### What this task involves
Print all of the entries exactly, minus the pictures.

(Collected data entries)
★ ★ ★ ★ ★
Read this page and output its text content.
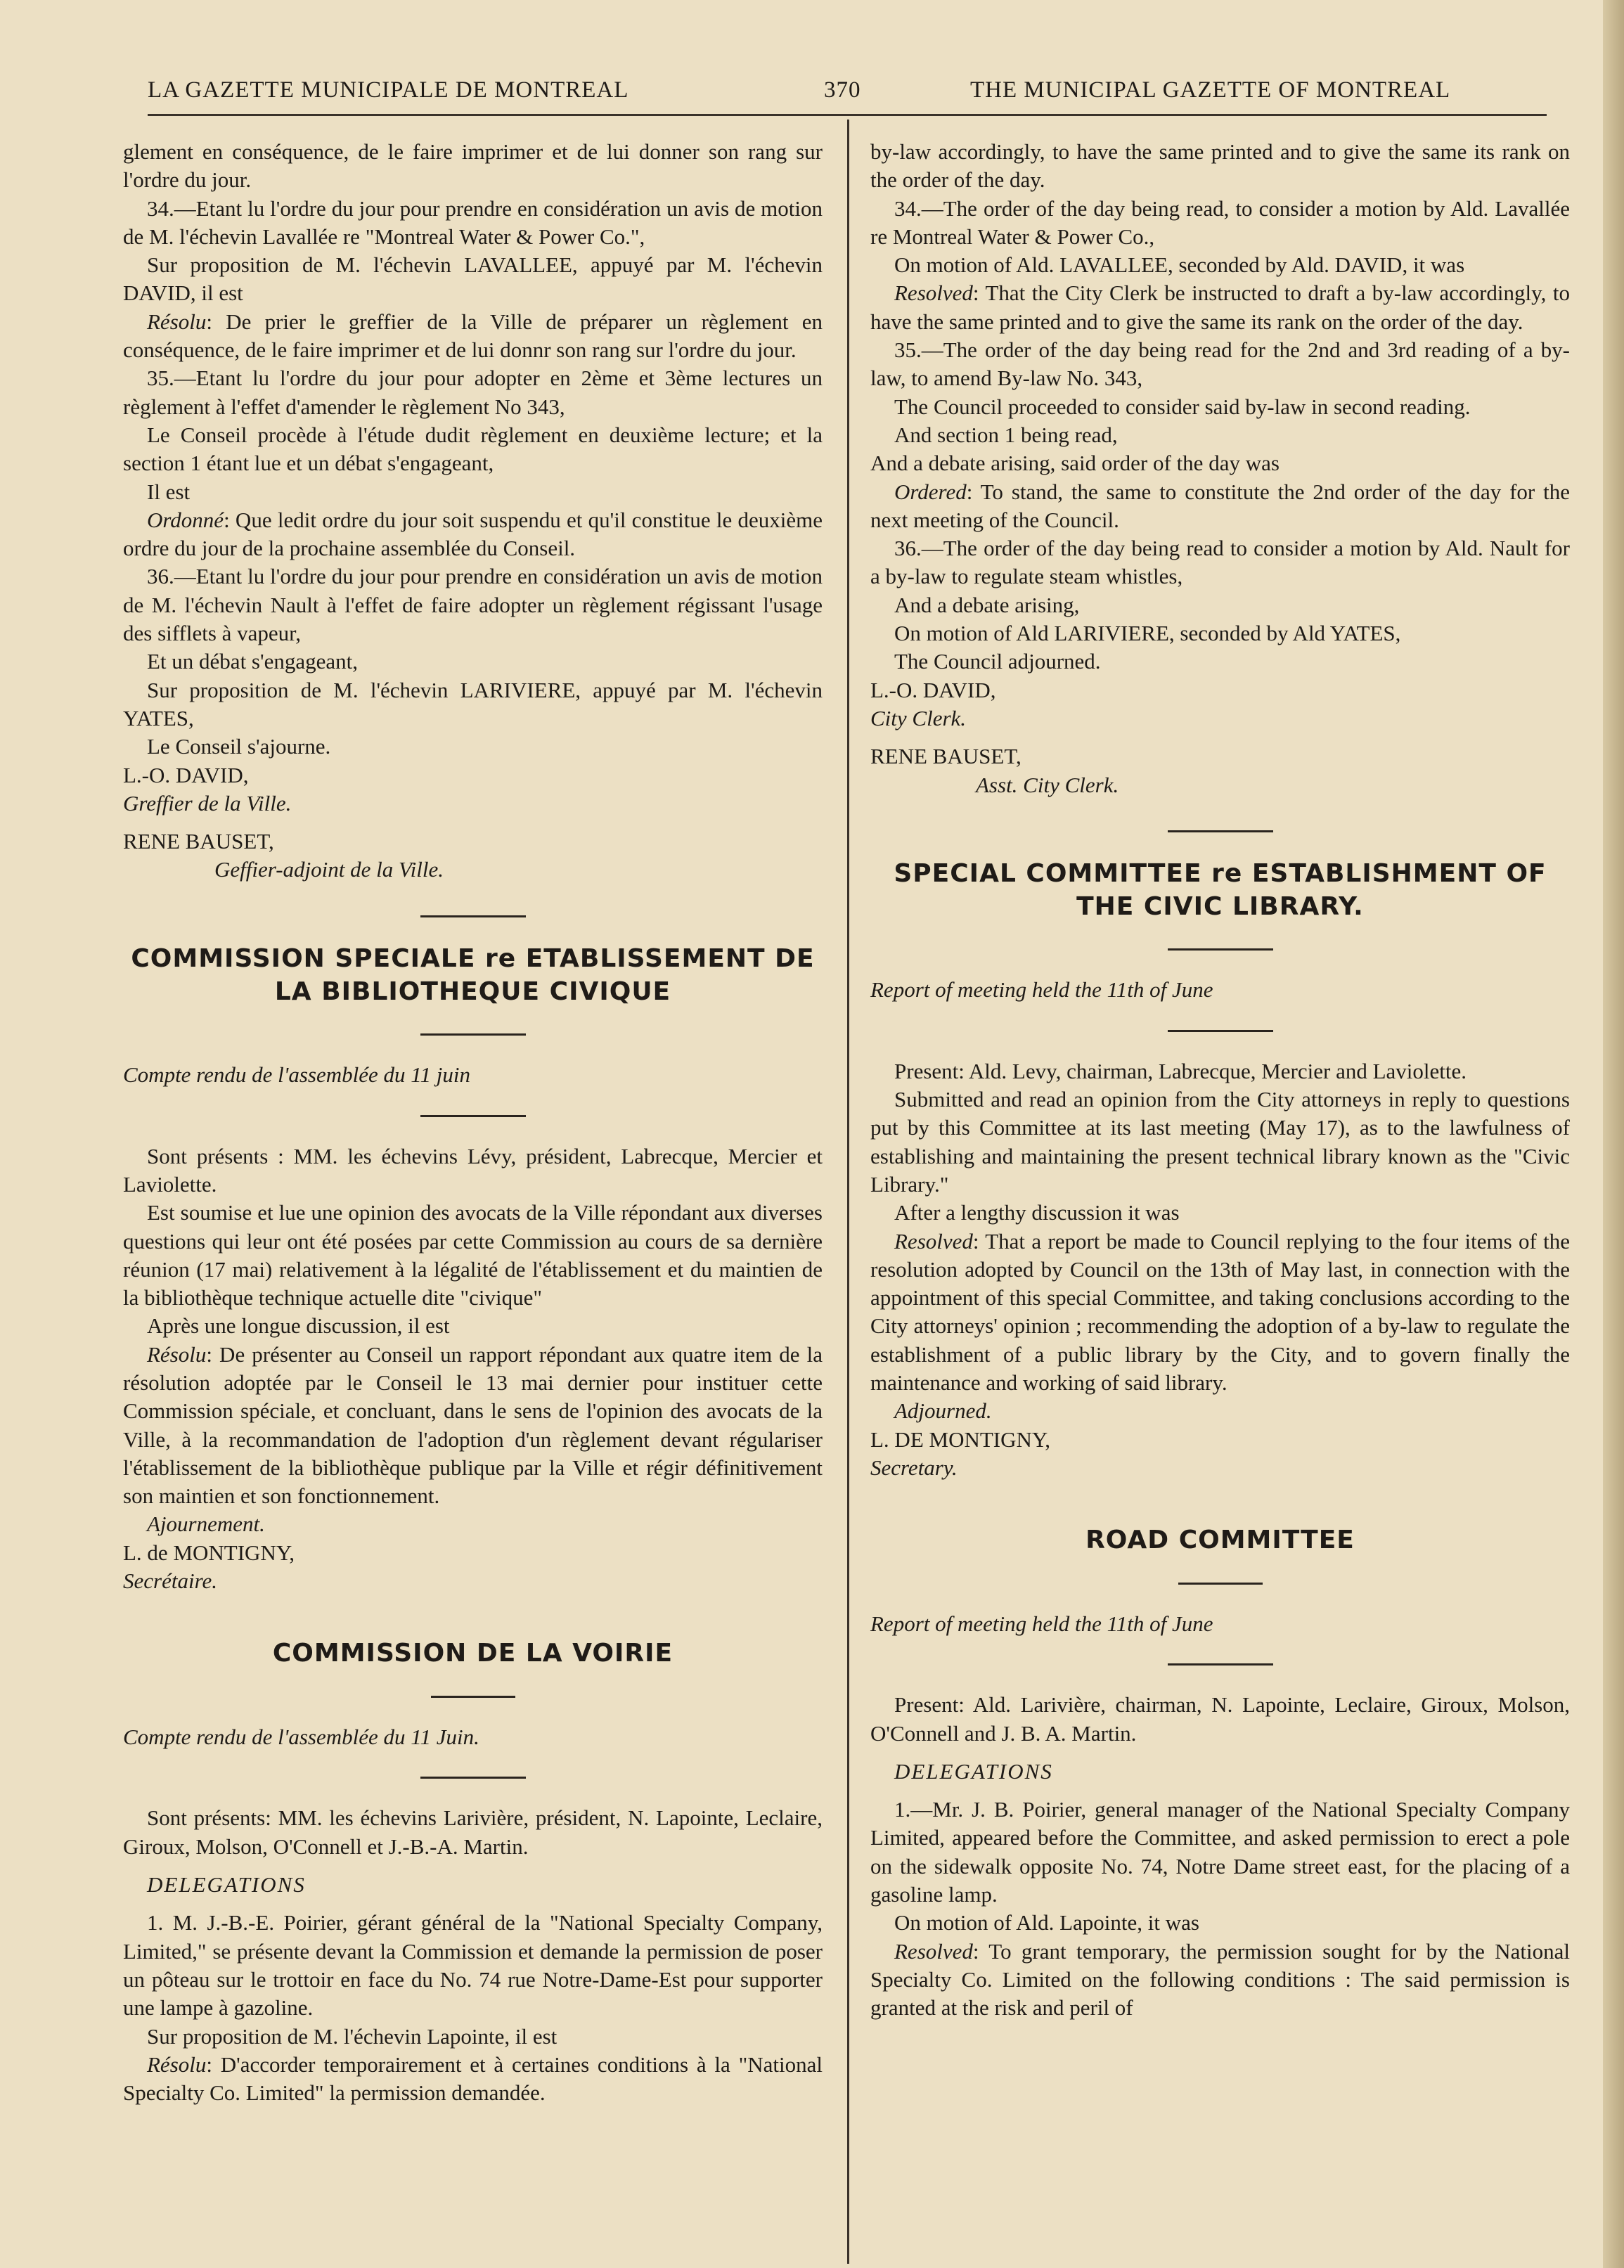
LA GAZETTE MUNICIPALE DE MONTREAL	370	THE MUNICIPAL GAZETTE OF MONTREAL

glement en conséquence, de le faire imprimer et de lui donner son rang sur l'ordre du jour.

34.—Etant lu l'ordre du jour pour prendre en considération un avis de motion de M. l'échevin Lavallée re "Montreal Water & Power Co.",

Sur proposition de M. l'échevin LAVALLEE, appuyé par M. l'échevin DAVID, il est

Résolu: De prier le greffier de la Ville de préparer un règlement en conséquence, de le faire imprimer et de lui donnr son rang sur l'ordre du jour.

35.—Etant lu l'ordre du jour pour adopter en 2ème et 3ème lectures un règlement à l'effet d'amender le règlement No 343,

Le Conseil procède à l'étude dudit règlement en deuxième lecture; et la section 1 étant lue et un débat s'engageant,

Il est

Ordonné: Que ledit ordre du jour soit suspendu et qu'il constitue le deuxième ordre du jour de la prochaine assemblée du Conseil.

36.—Etant lu l'ordre du jour pour prendre en considération un avis de motion de M. l'échevin Nault à l'effet de faire adopter un règlement régissant l'usage des sifflets à vapeur,

Et un débat s'engageant,

Sur proposition de M. l'échevin LARIVIERE, appuyé par M. l'échevin YATES,

Le Conseil s'ajourne.

L.-O. DAVID,

Greffier de la Ville.

RENE BAUSET,

Geffier-adjoint de la Ville.

COMMISSION SPECIALE re ETABLISSEMENT DE
LA BIBLIOTHEQUE CIVIQUE

Compte rendu de l'assemblée du 11 juin

Sont présents : MM. les échevins Lévy, président, Labrecque, Mercier et Laviolette.

Est soumise et lue une opinion des avocats de la Ville répondant aux diverses questions qui leur ont été posées par cette Commission au cours de sa dernière réunion (17 mai) relativement à la légalité de l'établissement et du maintien de la bibliothèque technique actuelle dite "civique"

Après une longue discussion, il est

Résolu: De présenter au Conseil un rapport répondant aux quatre item de la résolution adoptée par le Conseil le 13 mai dernier pour instituer cette Commission spéciale, et concluant, dans le sens de l'opinion des avocats de la Ville, à la recommandation de l'adoption d'un règlement devant régulariser l'établissement de la bibliothèque publique par la Ville et régir définitivement son maintien et son fonctionnement.

Ajournement.

L. de MONTIGNY,

Secrétaire.

COMMISSION DE LA VOIRIE

Compte rendu de l'assemblée du 11 Juin.

Sont présents: MM. les échevins Larivière, président, N. Lapointe, Leclaire, Giroux, Molson, O'Connell et J.-B.-A. Martin.

DELEGATIONS

1. M. J.-B.-E. Poirier, gérant général de la "National Specialty Company, Limited," se présente devant la Commission et demande la permission de poser un pôteau sur le trottoir en face du No. 74 rue Notre-Dame-Est pour supporter une lampe à gazoline.

Sur proposition de M. l'échevin Lapointe, il est

Résolu: D'accorder temporairement et à certaines conditions à la "National Specialty Co. Limited" la permission demandée.

by-law accordingly, to have the same printed and to give the same its rank on the order of the day.

34.—The order of the day being read, to consider a motion by Ald. Lavallée re Montreal Water & Power Co.,

On motion of Ald. LAVALLEE, seconded by Ald. DAVID, it was

Resolved: That the City Clerk be instructed to draft a by-law accordingly, to have the same printed and to give the same its rank on the order of the day.

35.—The order of the day being read for the 2nd and 3rd reading of a by-law, to amend By-law No. 343,

The Council proceeded to consider said by-law in second reading.

And section 1 being read,

And a debate arising, said order of the day was

Ordered: To stand, the same to constitute the 2nd order of the day for the next meeting of the Council.

36.—The order of the day being read to consider a motion by Ald. Nault for a by-law to regulate steam whistles,

And a debate arising,

On motion of Ald LARIVIERE, seconded by Ald YATES,

The Council adjourned.

L.-O. DAVID,

City Clerk.

RENE BAUSET,

Asst. City Clerk.

SPECIAL COMMITTEE re ESTABLISHMENT OF
THE CIVIC LIBRARY.

Report of meeting held the 11th of June

Present: Ald. Levy, chairman, Labrecque, Mercier and Laviolette.

Submitted and read an opinion from the City attorneys in reply to questions put by this Committee at its last meeting (May 17), as to the lawfulness of establishing and maintaining the present technical library known as the "Civic Library."

After a lengthy discussion it was

Resolved: That a report be made to Council replying to the four items of the resolution adopted by Council on the 13th of May last, in connection with the appointment of this special Committee, and taking conclusions according to the City attorneys' opinion ; recommending the adoption of a by-law to regulate the establishment of a public library by the City, and to govern finally the maintenance and working of said library.

Adjourned.

L. DE MONTIGNY,

Secretary.

ROAD COMMITTEE

Report of meeting held the 11th of June

Present: Ald. Larivière, chairman, N. Lapointe, Leclaire, Giroux, Molson, O'Connell and J. B. A. Martin.

DELEGATIONS

1.—Mr. J. B. Poirier, general manager of the National Specialty Company Limited, appeared before the Committee, and asked permission to erect a pole on the sidewalk opposite No. 74, Notre Dame street east, for the placing of a gasoline lamp.

On motion of Ald. Lapointe, it was

Resolved: To grant temporary, the permission sought for by the National Specialty Co. Limited on the following conditions : The said permission is granted at the risk and peril of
★ ★ ★ ★ ★
### Exercise result
Read this page and output its text content.
LA GAZETTE MUNICIPALE DE MONTREAL	370	THE MUNICIPAL GAZETTE OF MONTREAL

glement en conséquence, de le faire imprimer et de lui donner son rang sur l'ordre du jour.

34.—Etant lu l'ordre du jour pour prendre en considération un avis de motion de M. l'échevin Lavallée re "Montreal Water & Power Co.",

Sur proposition de M. l'échevin LAVALLEE, appuyé par M. l'échevin DAVID, il est

Résolu: De prier le greffier de la Ville de préparer un règlement en conséquence, de le faire imprimer et de lui donnr son rang sur l'ordre du jour.

35.—Etant lu l'ordre du jour pour adopter en 2ème et 3ème lectures un règlement à l'effet d'amender le règlement No 343,

Le Conseil procède à l'étude dudit règlement en deuxième lecture; et la section 1 étant lue et un débat s'engageant,

Il est

Ordonné: Que ledit ordre du jour soit suspendu et qu'il constitue le deuxième ordre du jour de la prochaine assemblée du Conseil.

36.—Etant lu l'ordre du jour pour prendre en considération un avis de motion de M. l'échevin Nault à l'effet de faire adopter un règlement régissant l'usage des sifflets à vapeur,

Et un débat s'engageant,

Sur proposition de M. l'échevin LARIVIERE, appuyé par M. l'échevin YATES,

Le Conseil s'ajourne.

L.-O. DAVID,

Greffier de la Ville.

RENE BAUSET,

Geffier-adjoint de la Ville.

COMMISSION SPECIALE re ETABLISSEMENT DE
LA BIBLIOTHEQUE CIVIQUE

Compte rendu de l'assemblée du 11 juin

Sont présents : MM. les échevins Lévy, président, Labrecque, Mercier et Laviolette.

Est soumise et lue une opinion des avocats de la Ville répondant aux diverses questions qui leur ont été posées par cette Commission au cours de sa dernière réunion (17 mai) relativement à la légalité de l'établissement et du maintien de la bibliothèque technique actuelle dite "civique"

Après une longue discussion, il est

Résolu: De présenter au Conseil un rapport répondant aux quatre item de la résolution adoptée par le Conseil le 13 mai dernier pour instituer cette Commission spéciale, et concluant, dans le sens de l'opinion des avocats de la Ville, à la recommandation de l'adoption d'un règlement devant régulariser l'établissement de la bibliothèque publique par la Ville et régir définitivement son maintien et son fonctionnement.

Ajournement.

L. de MONTIGNY,

Secrétaire.

COMMISSION DE LA VOIRIE

Compte rendu de l'assemblée du 11 Juin.

Sont présents: MM. les échevins Larivière, président, N. Lapointe, Leclaire, Giroux, Molson, O'Connell et J.-B.-A. Martin.

DELEGATIONS

1. M. J.-B.-E. Poirier, gérant général de la "National Specialty Company, Limited," se présente devant la Commission et demande la permission de poser un pôteau sur le trottoir en face du No. 74 rue Notre-Dame-Est pour supporter une lampe à gazoline.

Sur proposition de M. l'échevin Lapointe, il est

Résolu: D'accorder temporairement et à certaines conditions à la "National Specialty Co. Limited" la permission demandée.

by-law accordingly, to have the same printed and to give the same its rank on the order of the day.

34.—The order of the day being read, to consider a motion by Ald. Lavallée re Montreal Water & Power Co.,

On motion of Ald. LAVALLEE, seconded by Ald. DAVID, it was

Resolved: That the City Clerk be instructed to draft a by-law accordingly, to have the same printed and to give the same its rank on the order of the day.

35.—The order of the day being read for the 2nd and 3rd reading of a by-law, to amend By-law No. 343,

The Council proceeded to consider said by-law in second reading.

And section 1 being read,

And a debate arising, said order of the day was

Ordered: To stand, the same to constitute the 2nd order of the day for the next meeting of the Council.

36.—The order of the day being read to consider a motion by Ald. Nault for a by-law to regulate steam whistles,

And a debate arising,

On motion of Ald LARIVIERE, seconded by Ald YATES,

The Council adjourned.

L.-O. DAVID,

City Clerk.

RENE BAUSET,

Asst. City Clerk.

SPECIAL COMMITTEE re ESTABLISHMENT OF
THE CIVIC LIBRARY.

Report of meeting held the 11th of June

Present: Ald. Levy, chairman, Labrecque, Mercier and Laviolette.

Submitted and read an opinion from the City attorneys in reply to questions put by this Committee at its last meeting (May 17), as to the lawfulness of establishing and maintaining the present technical library known as the "Civic Library."

After a lengthy discussion it was

Resolved: That a report be made to Council replying to the four items of the resolution adopted by Council on the 13th of May last, in connection with the appointment of this special Committee, and taking conclusions according to the City attorneys' opinion ; recommending the adoption of a by-law to regulate the establishment of a public library by the City, and to govern finally the maintenance and working of said library.

Adjourned.

L. DE MONTIGNY,

Secretary.

ROAD COMMITTEE

Report of meeting held the 11th of June

Present: Ald. Larivière, chairman, N. Lapointe, Leclaire, Giroux, Molson, O'Connell and J. B. A. Martin.

DELEGATIONS

1.—Mr. J. B. Poirier, general manager of the National Specialty Company Limited, appeared before the Committee, and asked permission to erect a pole on the sidewalk opposite No. 74, Notre Dame street east, for the placing of a gasoline lamp.

On motion of Ald. Lapointe, it was

Resolved: To grant temporary, the permission sought for by the National Specialty Co. Limited on the following conditions : The said permission is granted at the risk and peril of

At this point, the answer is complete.